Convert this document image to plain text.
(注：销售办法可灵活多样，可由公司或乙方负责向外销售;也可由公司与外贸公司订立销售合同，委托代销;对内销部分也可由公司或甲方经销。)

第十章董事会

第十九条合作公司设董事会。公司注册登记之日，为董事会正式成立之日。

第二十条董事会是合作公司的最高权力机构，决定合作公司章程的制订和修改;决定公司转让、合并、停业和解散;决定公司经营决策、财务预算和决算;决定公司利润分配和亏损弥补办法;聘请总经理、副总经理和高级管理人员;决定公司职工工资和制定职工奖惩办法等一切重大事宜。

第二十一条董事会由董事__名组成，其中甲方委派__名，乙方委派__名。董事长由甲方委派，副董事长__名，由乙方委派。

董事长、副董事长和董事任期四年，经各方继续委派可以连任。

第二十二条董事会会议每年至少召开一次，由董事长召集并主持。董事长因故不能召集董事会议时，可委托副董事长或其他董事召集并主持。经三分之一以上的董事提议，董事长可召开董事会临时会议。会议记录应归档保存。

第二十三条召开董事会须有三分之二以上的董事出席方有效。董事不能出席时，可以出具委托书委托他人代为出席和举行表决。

● ● ● ●

> Problem requirements
Write out the material from the first line to the last, exactly.

> Solution to this problem
Convert this document image to plain text.
(注：销售办法可灵活多样，可由公司或乙方负责向外销售;也可由公司与外贸公司订立销售合同，委托代销;对内销部分也可由公司或甲方经销。)

第十章董事会

第十九条合作公司设董事会。公司注册登记之日，为董事会正式成立之日。

第二十条董事会是合作公司的最高权力机构，决定合作公司章程的制订和修改;决定公司转让、合并、停业和解散;决定公司经营决策、财务预算和决算;决定公司利润分配和亏损弥补办法;聘请总经理、副总经理和高级管理人员;决定公司职工工资和制定职工奖惩办法等一切重大事宜。

第二十一条董事会由董事__名组成，其中甲方委派__名，乙方委派__名。董事长由甲方委派，副董事长__名，由乙方委派。

董事长、副董事长和董事任期四年，经各方继续委派可以连任。

第二十二条董事会会议每年至少召开一次，由董事长召集并主持。董事长因故不能召集董事会议时，可委托副董事长或其他董事召集并主持。经三分之一以上的董事提议，董事长可召开董事会临时会议。会议记录应归档保存。

第二十三条召开董事会须有三分之二以上的董事出席方有效。董事不能出席时，可以出具委托书委托他人代为出席和举行表决。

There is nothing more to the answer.